> [Recorded data]
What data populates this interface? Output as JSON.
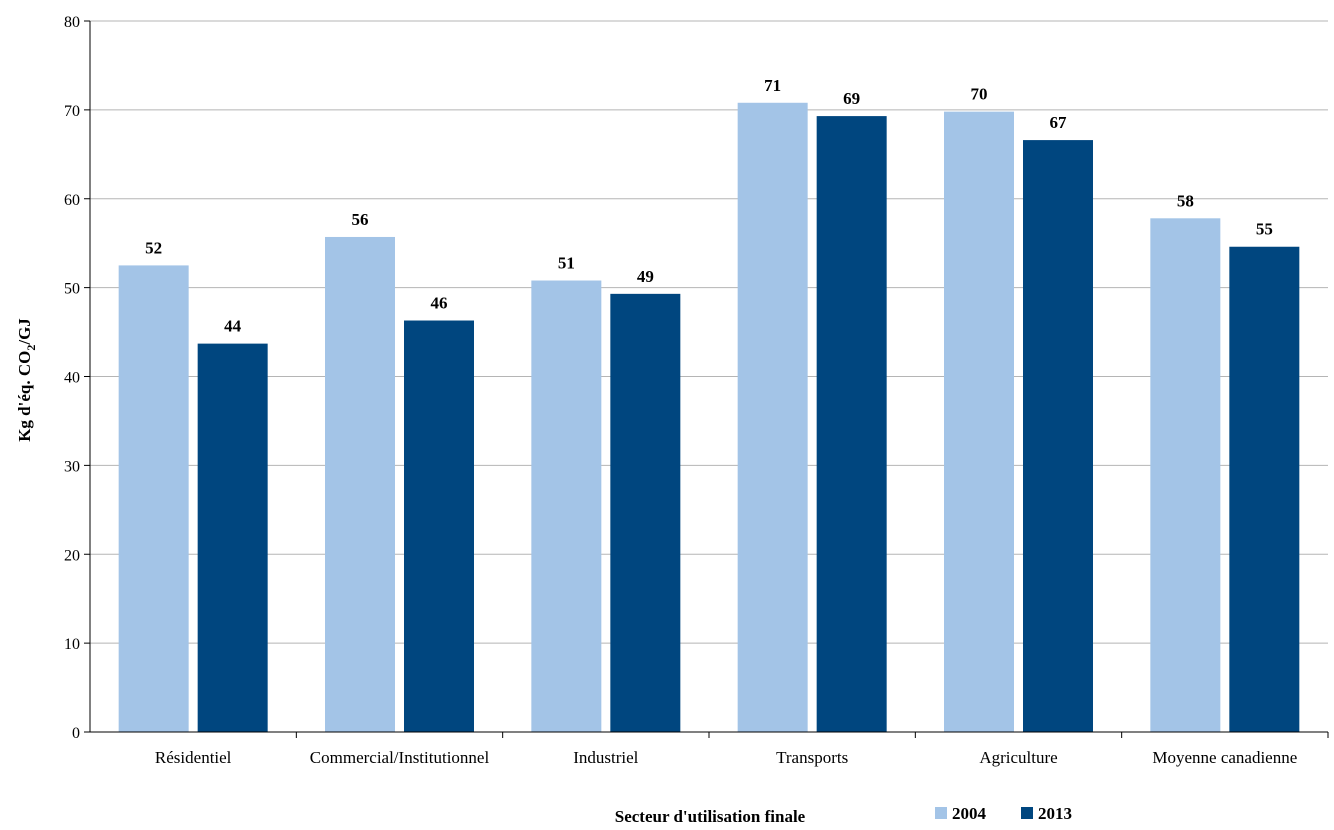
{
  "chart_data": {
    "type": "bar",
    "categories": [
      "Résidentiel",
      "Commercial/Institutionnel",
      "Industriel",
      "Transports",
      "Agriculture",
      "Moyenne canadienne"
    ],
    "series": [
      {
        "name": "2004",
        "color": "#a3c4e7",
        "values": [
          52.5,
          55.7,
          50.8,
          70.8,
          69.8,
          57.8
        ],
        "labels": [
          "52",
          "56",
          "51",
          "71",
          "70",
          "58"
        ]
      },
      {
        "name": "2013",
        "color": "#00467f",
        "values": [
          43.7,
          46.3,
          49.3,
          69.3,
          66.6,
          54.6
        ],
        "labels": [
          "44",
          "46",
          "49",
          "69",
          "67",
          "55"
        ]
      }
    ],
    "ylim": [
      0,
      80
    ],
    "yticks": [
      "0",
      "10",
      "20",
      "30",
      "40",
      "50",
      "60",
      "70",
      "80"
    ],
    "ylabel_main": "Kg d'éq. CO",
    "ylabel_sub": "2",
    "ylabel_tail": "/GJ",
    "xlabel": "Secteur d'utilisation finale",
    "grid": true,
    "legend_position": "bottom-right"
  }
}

> [Aim]
Leave out the pictures and repeat everything else in the records exactly.

> [Solution]
What data populates this interface? Output as JSON.
{
  "chart_data": {
    "type": "bar",
    "categories": [
      "Résidentiel",
      "Commercial/Institutionnel",
      "Industriel",
      "Transports",
      "Agriculture",
      "Moyenne canadienne"
    ],
    "series": [
      {
        "name": "2004",
        "color": "#a3c4e7",
        "values": [
          52.5,
          55.7,
          50.8,
          70.8,
          69.8,
          57.8
        ],
        "labels": [
          "52",
          "56",
          "51",
          "71",
          "70",
          "58"
        ]
      },
      {
        "name": "2013",
        "color": "#00467f",
        "values": [
          43.7,
          46.3,
          49.3,
          69.3,
          66.6,
          54.6
        ],
        "labels": [
          "44",
          "46",
          "49",
          "69",
          "67",
          "55"
        ]
      }
    ],
    "ylim": [
      0,
      80
    ],
    "yticks": [
      "0",
      "10",
      "20",
      "30",
      "40",
      "50",
      "60",
      "70",
      "80"
    ],
    "ylabel_main": "Kg d'éq. CO",
    "ylabel_sub": "2",
    "ylabel_tail": "/GJ",
    "xlabel": "Secteur d'utilisation finale",
    "grid": true,
    "legend_position": "bottom-right"
  }
}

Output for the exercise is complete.